**Task:**
Going through the material below, please gather all lines with the word "this" in them.

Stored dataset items
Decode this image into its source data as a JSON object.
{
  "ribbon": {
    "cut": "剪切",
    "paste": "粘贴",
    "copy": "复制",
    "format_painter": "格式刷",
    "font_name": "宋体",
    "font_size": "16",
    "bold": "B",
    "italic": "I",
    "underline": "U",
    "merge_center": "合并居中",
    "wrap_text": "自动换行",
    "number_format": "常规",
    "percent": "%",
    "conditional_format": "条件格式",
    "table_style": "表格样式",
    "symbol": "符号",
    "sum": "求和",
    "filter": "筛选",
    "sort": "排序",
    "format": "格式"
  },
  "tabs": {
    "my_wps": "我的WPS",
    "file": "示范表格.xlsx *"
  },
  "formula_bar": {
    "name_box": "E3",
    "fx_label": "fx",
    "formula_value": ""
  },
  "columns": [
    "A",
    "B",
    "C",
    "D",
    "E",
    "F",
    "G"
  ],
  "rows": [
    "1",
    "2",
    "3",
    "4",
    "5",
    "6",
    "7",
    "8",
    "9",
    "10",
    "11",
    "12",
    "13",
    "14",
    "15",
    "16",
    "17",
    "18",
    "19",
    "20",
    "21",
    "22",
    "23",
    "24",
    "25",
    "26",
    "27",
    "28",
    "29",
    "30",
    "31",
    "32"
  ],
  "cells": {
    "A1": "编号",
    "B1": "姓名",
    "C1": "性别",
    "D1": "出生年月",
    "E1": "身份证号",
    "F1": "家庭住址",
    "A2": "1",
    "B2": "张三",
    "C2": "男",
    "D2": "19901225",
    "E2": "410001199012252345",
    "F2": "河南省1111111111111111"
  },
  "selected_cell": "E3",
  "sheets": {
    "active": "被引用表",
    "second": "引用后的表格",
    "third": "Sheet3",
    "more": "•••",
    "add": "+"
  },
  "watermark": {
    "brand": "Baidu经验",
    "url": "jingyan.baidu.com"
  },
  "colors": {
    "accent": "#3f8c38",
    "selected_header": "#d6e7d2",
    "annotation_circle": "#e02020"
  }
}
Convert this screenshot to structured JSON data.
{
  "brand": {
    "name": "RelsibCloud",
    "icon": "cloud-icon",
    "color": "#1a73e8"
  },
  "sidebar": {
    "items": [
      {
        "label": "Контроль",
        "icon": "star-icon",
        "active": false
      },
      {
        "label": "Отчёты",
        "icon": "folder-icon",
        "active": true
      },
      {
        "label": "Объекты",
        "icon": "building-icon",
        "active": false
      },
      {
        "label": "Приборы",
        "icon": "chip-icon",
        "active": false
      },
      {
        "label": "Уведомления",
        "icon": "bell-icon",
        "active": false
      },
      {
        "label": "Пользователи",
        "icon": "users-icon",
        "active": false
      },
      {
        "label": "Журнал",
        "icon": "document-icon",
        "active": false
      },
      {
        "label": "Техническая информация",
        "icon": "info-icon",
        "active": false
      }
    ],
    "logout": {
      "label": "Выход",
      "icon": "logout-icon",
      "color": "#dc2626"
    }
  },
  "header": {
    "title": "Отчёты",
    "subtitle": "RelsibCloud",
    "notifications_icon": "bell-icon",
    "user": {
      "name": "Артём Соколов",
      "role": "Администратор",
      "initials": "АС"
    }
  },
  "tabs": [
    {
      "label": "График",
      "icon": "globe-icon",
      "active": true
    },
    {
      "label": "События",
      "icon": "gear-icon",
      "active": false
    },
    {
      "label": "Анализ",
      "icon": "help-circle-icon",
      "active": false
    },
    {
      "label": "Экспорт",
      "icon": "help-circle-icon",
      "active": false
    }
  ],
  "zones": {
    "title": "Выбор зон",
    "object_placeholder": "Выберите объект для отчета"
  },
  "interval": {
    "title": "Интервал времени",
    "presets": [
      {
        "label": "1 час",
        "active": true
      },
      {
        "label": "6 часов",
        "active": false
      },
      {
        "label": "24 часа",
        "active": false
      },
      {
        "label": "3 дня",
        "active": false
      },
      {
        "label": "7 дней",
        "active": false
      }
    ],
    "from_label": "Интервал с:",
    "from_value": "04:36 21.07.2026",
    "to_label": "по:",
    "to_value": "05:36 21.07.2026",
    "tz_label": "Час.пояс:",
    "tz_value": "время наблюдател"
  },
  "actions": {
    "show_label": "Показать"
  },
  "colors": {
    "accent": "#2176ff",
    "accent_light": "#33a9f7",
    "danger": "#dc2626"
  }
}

**In response:**
Decode this image into its source data as a JSON object.
Convert this screenshot to structured JSON data.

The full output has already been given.